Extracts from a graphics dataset
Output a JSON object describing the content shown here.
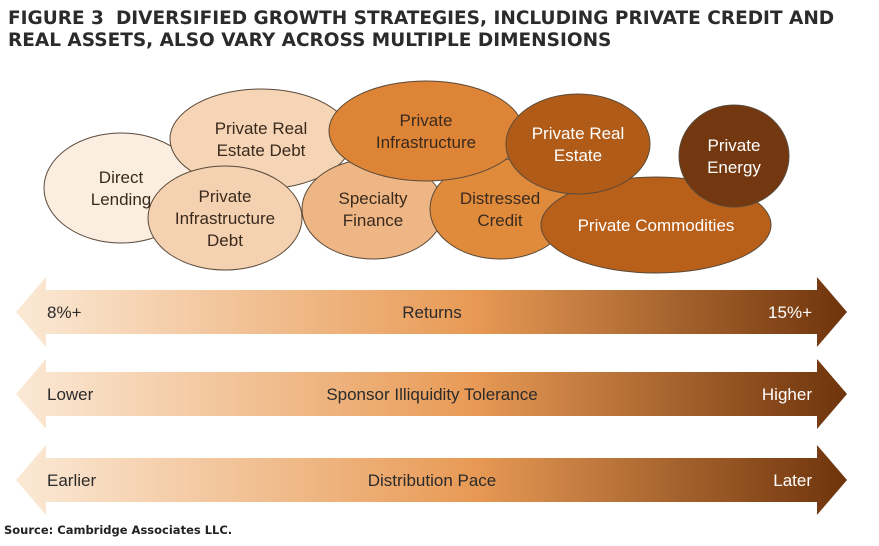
{
  "figure": {
    "number": "FIGURE 3",
    "title_line1": "DIVERSIFIED GROWTH STRATEGIES, INCLUDING PRIVATE CREDIT AND",
    "title_line2": "REAL ASSETS, ALSO VARY ACROSS MULTIPLE DIMENSIONS"
  },
  "strategies": [
    {
      "key": "direct-lending",
      "lines": [
        "Direct",
        "Lending"
      ],
      "fill": "#fbeee0",
      "text": "#3a2a1e"
    },
    {
      "key": "private-real-estate-debt",
      "lines": [
        "Private Real",
        "Estate Debt"
      ],
      "fill": "#f5d5b6",
      "text": "#3a2a1e"
    },
    {
      "key": "private-infrastructure-debt",
      "lines": [
        "Private",
        "Infrastructure",
        "Debt"
      ],
      "fill": "#f4d1b0",
      "text": "#3a2a1e"
    },
    {
      "key": "specialty-finance",
      "lines": [
        "Specialty",
        "Finance"
      ],
      "fill": "#eeb684",
      "text": "#3a2a1e"
    },
    {
      "key": "distressed-credit",
      "lines": [
        "Distressed",
        "Credit"
      ],
      "fill": "#e08b3c",
      "text": "#3a2a1e"
    },
    {
      "key": "private-infrastructure",
      "lines": [
        "Private",
        "Infrastructure"
      ],
      "fill": "#de8436",
      "text": "#3a2a1e"
    },
    {
      "key": "private-commodities",
      "lines": [
        "Private Commodities"
      ],
      "fill": "#b85f1a",
      "text": "#ffffff"
    },
    {
      "key": "private-real-estate",
      "lines": [
        "Private Real",
        "Estate"
      ],
      "fill": "#b05c18",
      "text": "#ffffff"
    },
    {
      "key": "private-energy",
      "lines": [
        "Private",
        "Energy"
      ],
      "fill": "#73380f",
      "text": "#ffffff"
    }
  ],
  "dimensions": [
    {
      "key": "returns",
      "left": "8%+",
      "center": "Returns",
      "right": "15%+"
    },
    {
      "key": "sponsor-illiquidity-tolerance",
      "left": "Lower",
      "center": "Sponsor Illiquidity Tolerance",
      "right": "Higher"
    },
    {
      "key": "distribution-pace",
      "left": "Earlier",
      "center": "Distribution Pace",
      "right": "Later"
    }
  ],
  "colors": {
    "gradient_start": "#fbe9d6",
    "gradient_mid": "#e89a55",
    "gradient_end": "#6e340c",
    "outline": "#5a4a3a",
    "arrow_text_light": "#2b2b2b",
    "arrow_text_dark": "#ffffff"
  },
  "source": "Source: Cambridge Associates LLC."
}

**Stated problem**
Leave the pictures out and reproduce each record exactly as written.

**In response**
Output a JSON object describing the content shown here.
{
  "figure": {
    "number": "FIGURE 3",
    "title_line1": "DIVERSIFIED GROWTH STRATEGIES, INCLUDING PRIVATE CREDIT AND",
    "title_line2": "REAL ASSETS, ALSO VARY ACROSS MULTIPLE DIMENSIONS"
  },
  "strategies": [
    {
      "key": "direct-lending",
      "lines": [
        "Direct",
        "Lending"
      ],
      "fill": "#fbeee0",
      "text": "#3a2a1e"
    },
    {
      "key": "private-real-estate-debt",
      "lines": [
        "Private Real",
        "Estate Debt"
      ],
      "fill": "#f5d5b6",
      "text": "#3a2a1e"
    },
    {
      "key": "private-infrastructure-debt",
      "lines": [
        "Private",
        "Infrastructure",
        "Debt"
      ],
      "fill": "#f4d1b0",
      "text": "#3a2a1e"
    },
    {
      "key": "specialty-finance",
      "lines": [
        "Specialty",
        "Finance"
      ],
      "fill": "#eeb684",
      "text": "#3a2a1e"
    },
    {
      "key": "distressed-credit",
      "lines": [
        "Distressed",
        "Credit"
      ],
      "fill": "#e08b3c",
      "text": "#3a2a1e"
    },
    {
      "key": "private-infrastructure",
      "lines": [
        "Private",
        "Infrastructure"
      ],
      "fill": "#de8436",
      "text": "#3a2a1e"
    },
    {
      "key": "private-commodities",
      "lines": [
        "Private Commodities"
      ],
      "fill": "#b85f1a",
      "text": "#ffffff"
    },
    {
      "key": "private-real-estate",
      "lines": [
        "Private Real",
        "Estate"
      ],
      "fill": "#b05c18",
      "text": "#ffffff"
    },
    {
      "key": "private-energy",
      "lines": [
        "Private",
        "Energy"
      ],
      "fill": "#73380f",
      "text": "#ffffff"
    }
  ],
  "dimensions": [
    {
      "key": "returns",
      "left": "8%+",
      "center": "Returns",
      "right": "15%+"
    },
    {
      "key": "sponsor-illiquidity-tolerance",
      "left": "Lower",
      "center": "Sponsor Illiquidity Tolerance",
      "right": "Higher"
    },
    {
      "key": "distribution-pace",
      "left": "Earlier",
      "center": "Distribution Pace",
      "right": "Later"
    }
  ],
  "colors": {
    "gradient_start": "#fbe9d6",
    "gradient_mid": "#e89a55",
    "gradient_end": "#6e340c",
    "outline": "#5a4a3a",
    "arrow_text_light": "#2b2b2b",
    "arrow_text_dark": "#ffffff"
  },
  "source": "Source: Cambridge Associates LLC."
}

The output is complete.